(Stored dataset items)

- - - -

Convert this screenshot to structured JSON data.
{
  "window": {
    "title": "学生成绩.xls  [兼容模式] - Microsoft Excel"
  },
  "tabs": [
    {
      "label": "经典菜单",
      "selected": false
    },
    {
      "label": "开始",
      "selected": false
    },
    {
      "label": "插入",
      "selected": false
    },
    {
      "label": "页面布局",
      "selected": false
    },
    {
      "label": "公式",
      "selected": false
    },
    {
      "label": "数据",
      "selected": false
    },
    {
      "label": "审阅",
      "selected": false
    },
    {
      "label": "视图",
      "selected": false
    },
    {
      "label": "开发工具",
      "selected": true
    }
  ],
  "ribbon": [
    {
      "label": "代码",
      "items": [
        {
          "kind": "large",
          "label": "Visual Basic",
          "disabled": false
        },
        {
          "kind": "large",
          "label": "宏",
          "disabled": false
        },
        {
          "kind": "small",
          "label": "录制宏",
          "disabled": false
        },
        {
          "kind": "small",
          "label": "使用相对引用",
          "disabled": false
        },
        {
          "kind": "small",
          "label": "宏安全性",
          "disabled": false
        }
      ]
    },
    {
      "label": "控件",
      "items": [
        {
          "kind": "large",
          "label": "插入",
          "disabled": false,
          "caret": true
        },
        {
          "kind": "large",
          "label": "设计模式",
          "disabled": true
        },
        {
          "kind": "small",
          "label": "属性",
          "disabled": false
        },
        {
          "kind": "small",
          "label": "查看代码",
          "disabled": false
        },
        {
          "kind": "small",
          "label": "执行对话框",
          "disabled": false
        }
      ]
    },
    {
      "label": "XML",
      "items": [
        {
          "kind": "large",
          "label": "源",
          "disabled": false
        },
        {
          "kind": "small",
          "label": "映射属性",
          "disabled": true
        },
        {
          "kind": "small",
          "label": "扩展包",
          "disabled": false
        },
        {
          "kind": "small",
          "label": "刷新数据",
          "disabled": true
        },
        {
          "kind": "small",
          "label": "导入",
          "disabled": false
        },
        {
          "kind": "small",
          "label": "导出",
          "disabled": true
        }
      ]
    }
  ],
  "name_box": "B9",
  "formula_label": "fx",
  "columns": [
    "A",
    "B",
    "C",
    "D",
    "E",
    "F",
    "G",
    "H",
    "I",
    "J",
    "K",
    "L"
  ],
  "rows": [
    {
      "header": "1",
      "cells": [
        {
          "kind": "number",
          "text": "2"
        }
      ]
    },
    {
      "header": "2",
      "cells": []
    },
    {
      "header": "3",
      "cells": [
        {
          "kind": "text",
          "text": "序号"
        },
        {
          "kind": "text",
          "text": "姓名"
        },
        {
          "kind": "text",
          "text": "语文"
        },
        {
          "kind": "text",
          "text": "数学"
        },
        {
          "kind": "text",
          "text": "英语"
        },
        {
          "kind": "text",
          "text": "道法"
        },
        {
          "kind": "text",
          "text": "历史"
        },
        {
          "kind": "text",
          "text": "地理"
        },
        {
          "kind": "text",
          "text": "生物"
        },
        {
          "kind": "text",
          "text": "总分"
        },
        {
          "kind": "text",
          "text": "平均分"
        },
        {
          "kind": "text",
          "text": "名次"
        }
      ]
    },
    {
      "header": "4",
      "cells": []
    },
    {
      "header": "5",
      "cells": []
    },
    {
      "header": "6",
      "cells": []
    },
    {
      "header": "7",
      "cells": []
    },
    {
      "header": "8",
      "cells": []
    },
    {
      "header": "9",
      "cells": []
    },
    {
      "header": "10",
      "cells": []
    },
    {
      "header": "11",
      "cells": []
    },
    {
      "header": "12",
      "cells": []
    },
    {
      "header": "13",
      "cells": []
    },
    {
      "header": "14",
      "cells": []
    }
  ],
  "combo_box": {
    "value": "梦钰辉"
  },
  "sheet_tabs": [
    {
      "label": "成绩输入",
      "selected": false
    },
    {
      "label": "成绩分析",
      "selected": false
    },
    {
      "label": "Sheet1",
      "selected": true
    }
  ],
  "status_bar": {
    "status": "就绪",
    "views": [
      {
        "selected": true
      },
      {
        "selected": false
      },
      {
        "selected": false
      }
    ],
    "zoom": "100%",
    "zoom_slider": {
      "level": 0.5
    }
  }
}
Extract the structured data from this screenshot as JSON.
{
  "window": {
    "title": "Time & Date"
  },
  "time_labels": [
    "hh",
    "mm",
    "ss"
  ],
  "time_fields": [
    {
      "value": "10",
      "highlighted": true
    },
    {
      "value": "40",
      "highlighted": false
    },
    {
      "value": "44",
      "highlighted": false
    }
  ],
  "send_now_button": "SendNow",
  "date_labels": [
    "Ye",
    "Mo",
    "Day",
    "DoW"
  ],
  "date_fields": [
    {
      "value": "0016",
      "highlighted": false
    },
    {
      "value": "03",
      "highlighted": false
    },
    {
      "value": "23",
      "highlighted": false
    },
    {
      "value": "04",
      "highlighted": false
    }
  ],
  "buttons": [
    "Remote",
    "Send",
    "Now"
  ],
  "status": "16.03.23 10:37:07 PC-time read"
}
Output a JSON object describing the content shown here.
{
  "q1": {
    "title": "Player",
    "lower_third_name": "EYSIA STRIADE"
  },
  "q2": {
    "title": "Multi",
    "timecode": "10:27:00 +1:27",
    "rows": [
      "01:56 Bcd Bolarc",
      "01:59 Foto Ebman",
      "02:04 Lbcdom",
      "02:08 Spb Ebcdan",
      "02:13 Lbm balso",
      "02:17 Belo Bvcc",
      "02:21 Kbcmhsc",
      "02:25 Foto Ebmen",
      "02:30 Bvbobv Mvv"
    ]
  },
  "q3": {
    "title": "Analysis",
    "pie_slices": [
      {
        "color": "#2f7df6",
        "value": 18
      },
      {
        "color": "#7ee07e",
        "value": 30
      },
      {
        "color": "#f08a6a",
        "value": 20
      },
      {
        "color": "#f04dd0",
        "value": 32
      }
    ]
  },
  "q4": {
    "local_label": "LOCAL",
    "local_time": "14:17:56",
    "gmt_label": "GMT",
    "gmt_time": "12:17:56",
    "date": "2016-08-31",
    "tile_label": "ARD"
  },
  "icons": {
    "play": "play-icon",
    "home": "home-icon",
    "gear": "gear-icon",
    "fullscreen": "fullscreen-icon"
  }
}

- - - -

Going through the lines above one by one, tally those with the word "title" and give only the total.

▶ Result for this exercise:
5